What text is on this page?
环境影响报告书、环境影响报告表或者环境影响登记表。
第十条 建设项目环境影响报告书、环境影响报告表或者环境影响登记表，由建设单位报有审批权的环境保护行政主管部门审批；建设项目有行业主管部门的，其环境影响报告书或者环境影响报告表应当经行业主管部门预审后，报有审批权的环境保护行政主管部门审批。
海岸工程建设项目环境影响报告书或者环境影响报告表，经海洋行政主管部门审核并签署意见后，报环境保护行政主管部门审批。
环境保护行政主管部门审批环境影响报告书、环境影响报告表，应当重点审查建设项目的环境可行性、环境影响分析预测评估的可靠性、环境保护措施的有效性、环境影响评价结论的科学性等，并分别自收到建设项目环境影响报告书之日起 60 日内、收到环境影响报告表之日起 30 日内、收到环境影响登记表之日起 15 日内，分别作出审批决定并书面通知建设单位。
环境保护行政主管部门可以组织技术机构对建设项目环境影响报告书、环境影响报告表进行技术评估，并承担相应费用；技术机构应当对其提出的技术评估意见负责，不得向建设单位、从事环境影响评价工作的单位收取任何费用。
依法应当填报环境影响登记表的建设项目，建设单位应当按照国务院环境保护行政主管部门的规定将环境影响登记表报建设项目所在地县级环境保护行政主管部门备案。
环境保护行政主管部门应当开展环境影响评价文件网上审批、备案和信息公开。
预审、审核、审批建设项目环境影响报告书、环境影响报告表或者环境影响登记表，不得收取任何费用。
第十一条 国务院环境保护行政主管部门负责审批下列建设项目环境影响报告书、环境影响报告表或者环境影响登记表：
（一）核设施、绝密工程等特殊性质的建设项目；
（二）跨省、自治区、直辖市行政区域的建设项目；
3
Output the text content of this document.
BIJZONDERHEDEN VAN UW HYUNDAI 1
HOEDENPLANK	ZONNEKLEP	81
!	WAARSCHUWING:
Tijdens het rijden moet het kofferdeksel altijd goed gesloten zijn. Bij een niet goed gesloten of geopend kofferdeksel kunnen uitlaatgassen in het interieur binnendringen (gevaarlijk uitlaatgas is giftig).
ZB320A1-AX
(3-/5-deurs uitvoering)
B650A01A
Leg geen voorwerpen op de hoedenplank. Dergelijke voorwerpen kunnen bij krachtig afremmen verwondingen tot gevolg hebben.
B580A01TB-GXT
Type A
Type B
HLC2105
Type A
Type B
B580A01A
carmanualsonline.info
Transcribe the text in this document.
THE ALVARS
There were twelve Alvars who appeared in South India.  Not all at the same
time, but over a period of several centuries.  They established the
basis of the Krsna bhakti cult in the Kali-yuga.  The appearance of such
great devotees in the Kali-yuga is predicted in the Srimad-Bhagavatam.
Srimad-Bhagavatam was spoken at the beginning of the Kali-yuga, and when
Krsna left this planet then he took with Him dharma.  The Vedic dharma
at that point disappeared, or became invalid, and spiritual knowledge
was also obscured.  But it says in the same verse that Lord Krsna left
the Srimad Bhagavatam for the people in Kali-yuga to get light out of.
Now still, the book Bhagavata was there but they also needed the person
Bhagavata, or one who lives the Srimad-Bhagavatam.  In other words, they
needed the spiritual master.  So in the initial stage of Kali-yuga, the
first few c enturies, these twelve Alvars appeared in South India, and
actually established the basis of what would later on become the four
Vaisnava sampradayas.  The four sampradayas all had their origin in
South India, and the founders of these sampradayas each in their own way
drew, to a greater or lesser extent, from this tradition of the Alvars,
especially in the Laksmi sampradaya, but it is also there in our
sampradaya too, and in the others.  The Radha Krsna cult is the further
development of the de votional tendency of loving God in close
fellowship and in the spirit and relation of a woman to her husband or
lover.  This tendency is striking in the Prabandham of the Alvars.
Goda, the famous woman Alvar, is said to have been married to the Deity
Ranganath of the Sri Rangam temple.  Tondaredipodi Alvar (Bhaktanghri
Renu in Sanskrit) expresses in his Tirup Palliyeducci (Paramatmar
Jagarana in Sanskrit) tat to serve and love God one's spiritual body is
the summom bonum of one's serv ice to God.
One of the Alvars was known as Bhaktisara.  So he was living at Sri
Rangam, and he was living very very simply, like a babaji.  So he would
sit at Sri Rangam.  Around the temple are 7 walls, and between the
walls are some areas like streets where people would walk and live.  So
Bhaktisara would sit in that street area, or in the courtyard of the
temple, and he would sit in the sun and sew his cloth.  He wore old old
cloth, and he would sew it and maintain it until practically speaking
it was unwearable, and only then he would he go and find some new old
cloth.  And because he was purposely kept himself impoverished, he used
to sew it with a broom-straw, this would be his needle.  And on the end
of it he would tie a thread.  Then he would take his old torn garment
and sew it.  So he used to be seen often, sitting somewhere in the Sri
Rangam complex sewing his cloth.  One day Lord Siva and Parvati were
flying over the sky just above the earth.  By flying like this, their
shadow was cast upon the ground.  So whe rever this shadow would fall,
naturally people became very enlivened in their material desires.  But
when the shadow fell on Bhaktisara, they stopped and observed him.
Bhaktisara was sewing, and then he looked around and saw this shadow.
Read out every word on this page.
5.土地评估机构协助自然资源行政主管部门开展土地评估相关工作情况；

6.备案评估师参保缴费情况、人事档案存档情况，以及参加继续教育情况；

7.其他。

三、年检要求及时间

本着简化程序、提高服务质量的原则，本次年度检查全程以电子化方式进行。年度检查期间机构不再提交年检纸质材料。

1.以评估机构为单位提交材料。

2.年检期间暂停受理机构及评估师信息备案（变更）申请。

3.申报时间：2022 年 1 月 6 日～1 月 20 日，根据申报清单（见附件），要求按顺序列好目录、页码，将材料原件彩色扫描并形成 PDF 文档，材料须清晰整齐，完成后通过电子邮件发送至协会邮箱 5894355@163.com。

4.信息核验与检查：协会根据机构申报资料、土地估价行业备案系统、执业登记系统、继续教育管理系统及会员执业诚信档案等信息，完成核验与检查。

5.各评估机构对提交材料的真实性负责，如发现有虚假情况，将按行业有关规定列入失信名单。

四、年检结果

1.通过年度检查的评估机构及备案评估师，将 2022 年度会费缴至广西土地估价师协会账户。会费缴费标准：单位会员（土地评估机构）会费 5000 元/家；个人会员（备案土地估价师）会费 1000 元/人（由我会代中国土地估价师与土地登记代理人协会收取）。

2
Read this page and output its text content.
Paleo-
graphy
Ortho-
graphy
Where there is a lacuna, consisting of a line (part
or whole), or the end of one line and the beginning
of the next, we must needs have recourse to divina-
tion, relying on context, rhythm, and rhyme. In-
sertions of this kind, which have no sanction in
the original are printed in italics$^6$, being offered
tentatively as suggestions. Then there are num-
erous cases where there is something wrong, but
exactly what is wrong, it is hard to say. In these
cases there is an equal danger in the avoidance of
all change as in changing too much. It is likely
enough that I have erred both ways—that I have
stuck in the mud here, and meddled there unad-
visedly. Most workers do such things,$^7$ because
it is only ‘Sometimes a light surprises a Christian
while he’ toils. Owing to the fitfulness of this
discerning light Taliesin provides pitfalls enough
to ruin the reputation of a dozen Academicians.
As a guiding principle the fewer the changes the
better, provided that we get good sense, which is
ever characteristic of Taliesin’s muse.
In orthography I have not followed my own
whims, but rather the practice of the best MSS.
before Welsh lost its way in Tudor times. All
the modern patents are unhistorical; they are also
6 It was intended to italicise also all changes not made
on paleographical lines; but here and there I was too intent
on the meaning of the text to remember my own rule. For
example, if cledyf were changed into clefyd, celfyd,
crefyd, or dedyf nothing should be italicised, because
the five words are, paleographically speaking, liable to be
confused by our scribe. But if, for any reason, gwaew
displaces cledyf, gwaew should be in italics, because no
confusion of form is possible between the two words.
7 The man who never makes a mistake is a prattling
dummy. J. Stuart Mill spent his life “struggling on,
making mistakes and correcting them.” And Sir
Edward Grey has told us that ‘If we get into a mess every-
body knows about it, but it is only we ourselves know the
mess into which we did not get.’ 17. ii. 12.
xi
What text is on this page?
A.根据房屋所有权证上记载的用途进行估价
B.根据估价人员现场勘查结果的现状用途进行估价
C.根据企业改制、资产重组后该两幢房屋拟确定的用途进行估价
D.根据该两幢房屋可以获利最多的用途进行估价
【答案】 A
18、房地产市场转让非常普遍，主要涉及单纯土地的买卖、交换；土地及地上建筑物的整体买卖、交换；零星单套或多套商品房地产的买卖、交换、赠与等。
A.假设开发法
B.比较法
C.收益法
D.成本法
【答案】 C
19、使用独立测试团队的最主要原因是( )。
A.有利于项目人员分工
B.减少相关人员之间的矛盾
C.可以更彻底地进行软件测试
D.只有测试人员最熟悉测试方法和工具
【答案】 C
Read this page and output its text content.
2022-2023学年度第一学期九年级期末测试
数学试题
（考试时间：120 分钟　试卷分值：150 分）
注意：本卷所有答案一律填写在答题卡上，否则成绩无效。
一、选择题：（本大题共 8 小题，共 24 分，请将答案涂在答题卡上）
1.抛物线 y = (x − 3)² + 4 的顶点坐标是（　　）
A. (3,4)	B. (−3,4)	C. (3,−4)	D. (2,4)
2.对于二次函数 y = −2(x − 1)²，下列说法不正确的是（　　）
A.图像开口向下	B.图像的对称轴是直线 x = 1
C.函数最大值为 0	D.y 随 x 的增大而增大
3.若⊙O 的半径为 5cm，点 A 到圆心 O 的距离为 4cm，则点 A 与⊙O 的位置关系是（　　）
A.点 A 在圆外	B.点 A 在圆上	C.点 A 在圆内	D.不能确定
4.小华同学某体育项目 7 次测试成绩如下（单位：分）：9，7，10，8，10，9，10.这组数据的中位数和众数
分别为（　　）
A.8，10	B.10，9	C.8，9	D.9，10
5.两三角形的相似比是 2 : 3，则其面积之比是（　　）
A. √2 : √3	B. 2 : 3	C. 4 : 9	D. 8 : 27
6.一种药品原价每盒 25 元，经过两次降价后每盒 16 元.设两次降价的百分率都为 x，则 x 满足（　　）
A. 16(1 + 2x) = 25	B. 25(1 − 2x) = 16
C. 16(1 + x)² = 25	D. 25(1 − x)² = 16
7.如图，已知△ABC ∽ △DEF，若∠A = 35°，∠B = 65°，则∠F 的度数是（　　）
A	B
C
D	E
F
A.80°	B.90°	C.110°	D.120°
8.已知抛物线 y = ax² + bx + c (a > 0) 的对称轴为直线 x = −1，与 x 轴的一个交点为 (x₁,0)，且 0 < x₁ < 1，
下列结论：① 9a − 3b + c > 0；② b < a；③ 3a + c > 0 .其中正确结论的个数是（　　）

→ THE REQUEST: Report how many lines in the listing include the word "Bhagavatam". Give nothing but the count.

→ FINISHED EXERCISE: 4